Passage:
In 2011, weekly distillate production was above the five-year historical range 25 times, and ranked second highest an additional 19 times. Finished motor gasoline production was robust over the same period, but was slightly more in line with production volumes at comparable times of year since 2006.
Because of its chemical composition, crude oil run through a refinery typically yields roughly twice as much motor gasoline as distillate fuels. Therefore, regardless of economic or other incentives, refiners cannot completely stop making some finished petroleum products in favor of others. However, by adjusting downstream processes and the types of crude oil used, refineries can optimize production to fine-tune the balance of their finished products output. For much of 2011, refiners saw favorable margins and robust global demand for distillate fuels. In order to benefit from these trends, refineries:
- Increased crude runs to maximize overall output. This explains why both motor gasoline and distillate fuels production levels are high relative to the five-year historical ranges.
- Shifted production mix. This explains why the distillate fuels production levels exceeded historical ranges in more weeks than motor gasoline production did.

Given records:
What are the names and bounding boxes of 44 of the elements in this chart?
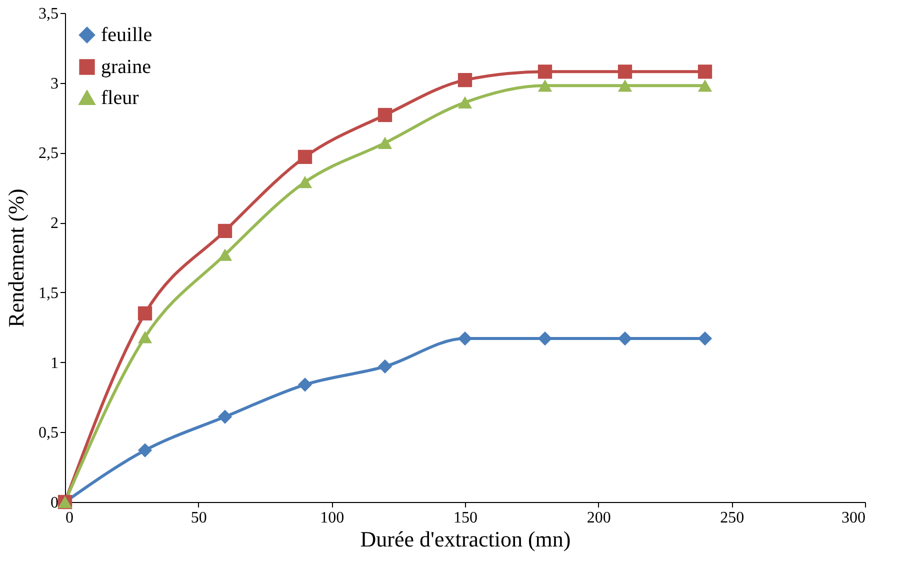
x-tick-label: 250 [720,510,744,526]
point [298,378,312,392]
legend-label: graine [101,56,152,78]
legend-label: feuille [101,24,152,46]
y-axis-title: Rendement (%) [4,188,28,328]
y-tick-label: 3,5 [38,6,58,22]
point [458,72,472,88]
y-tick-label: 2 [50,215,58,232]
point [538,331,552,346]
legend-label: fleur [101,87,140,109]
point [618,80,632,92]
x-tick-label: 100 [320,510,344,526]
point [138,306,152,320]
point [618,331,632,346]
point [218,410,232,424]
y-tick-label: 0 [50,494,58,512]
x-tick-label: 300 [842,510,866,526]
point [698,331,712,346]
point [378,359,392,374]
point [698,80,712,92]
point [218,248,232,261]
point [298,150,312,164]
point [298,176,312,188]
y-tick-label: 1 [50,354,58,372]
y-tick-label: 1,5 [38,284,58,302]
point [458,96,472,109]
point [138,443,152,458]
y-tick-label: 3 [50,75,58,92]
x-tick-label: 200 [586,510,611,526]
x-tick-label: 50 [190,510,207,526]
point [378,136,392,150]
x-tick-label: 150 [454,510,478,526]
x-axis-title: Durée d'extraction (mn) [360,526,571,552]
y-tick-label: 2,5 [38,145,58,162]
x-tick-label: 0 [66,510,74,526]
point [458,331,472,346]
point [218,224,232,238]
point [698,64,712,79]
point [538,80,552,92]
point [138,331,152,344]
y-tick-label: 0,5 [38,424,58,442]
point [378,108,392,122]
point [538,64,552,79]
point [618,64,632,79]
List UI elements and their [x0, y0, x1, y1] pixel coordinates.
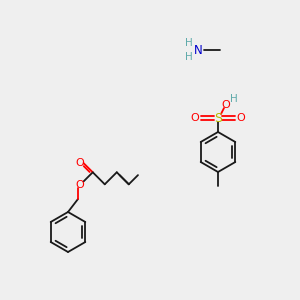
Text: O: O [222, 100, 230, 110]
Text: S: S [214, 112, 222, 124]
Text: H: H [185, 38, 193, 48]
Text: H: H [185, 52, 193, 62]
Text: O: O [75, 158, 84, 168]
Text: N: N [194, 44, 202, 56]
Text: H: H [230, 94, 238, 104]
Text: O: O [237, 113, 245, 123]
Text: O: O [76, 180, 84, 190]
Text: O: O [190, 113, 200, 123]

Problems and tasks:
**1.** Do the following statements agree with the passage on 2011 refinery output above? Answer yes or no for each, quoting the deciding words of the passage.
(a) In 2011, weekly distillate production was above the five-year historical range 25 times.
(b) Crude oil run through a refinery typically yields roughly twice as much distillate fuel as motor gasoline.
(c) Refiners can completely stop making some finished petroleum products in favor of others.
**2.** What comes next in the passage on 2011 refinery output? Continue it from its final sentence.

Final answers:
**1.**
(a) Yes: "In 2011, weekly distillate production was above the five-year historical range 25 times"
(b) No: "crude oil run through a refinery typically yields roughly twice as much motor gasoline as distillate fuels"
(c) No: "refiners cannot completely stop making some finished petroleum products in favor of others"

**2.**
Source: U.S. Energy Information Administration, based on Bloomberg.
Note: Ultra low sulfur distillate spot prices shown as New York ultra low sulfur distillate spot prices; motor gasoline prices reflect New York RBOB spot prices.
Due to crude supply disruptions to European refineries for much of this year, the region has imported more finished products. Weekly U.S. gross distillate export estimates (bound primarily for European and South American markets) were at record levels in the fourth quarter of 2011, topping more than 0.9 million bbl/d in October and November, and exceeding 1 million bbl/d in December.
Robust global distillate demand has led to a significant inventory draw, despite heightened U.S. production. From the end of September to the end of December, U.S. distillate inventories fell by more than 13 million barrels.